◆ **EXERCISE**:
Find each line holding "time" and copy it out.

◆ **STORED ROWS**:
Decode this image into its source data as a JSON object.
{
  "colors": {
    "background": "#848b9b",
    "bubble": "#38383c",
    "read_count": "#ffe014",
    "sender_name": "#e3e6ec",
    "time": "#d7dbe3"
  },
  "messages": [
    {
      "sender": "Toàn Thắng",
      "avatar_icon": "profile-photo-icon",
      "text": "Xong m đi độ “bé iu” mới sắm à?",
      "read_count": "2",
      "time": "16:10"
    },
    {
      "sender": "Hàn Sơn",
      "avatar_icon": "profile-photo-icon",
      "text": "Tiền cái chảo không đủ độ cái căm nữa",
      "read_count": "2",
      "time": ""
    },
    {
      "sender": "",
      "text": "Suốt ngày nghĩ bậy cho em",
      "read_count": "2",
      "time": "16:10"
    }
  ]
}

◆ **EXERCISE OUTPUT**:
    "time": "#d7dbe3"
      "time": "16:10"
      "time": ""
      "time": "16:10"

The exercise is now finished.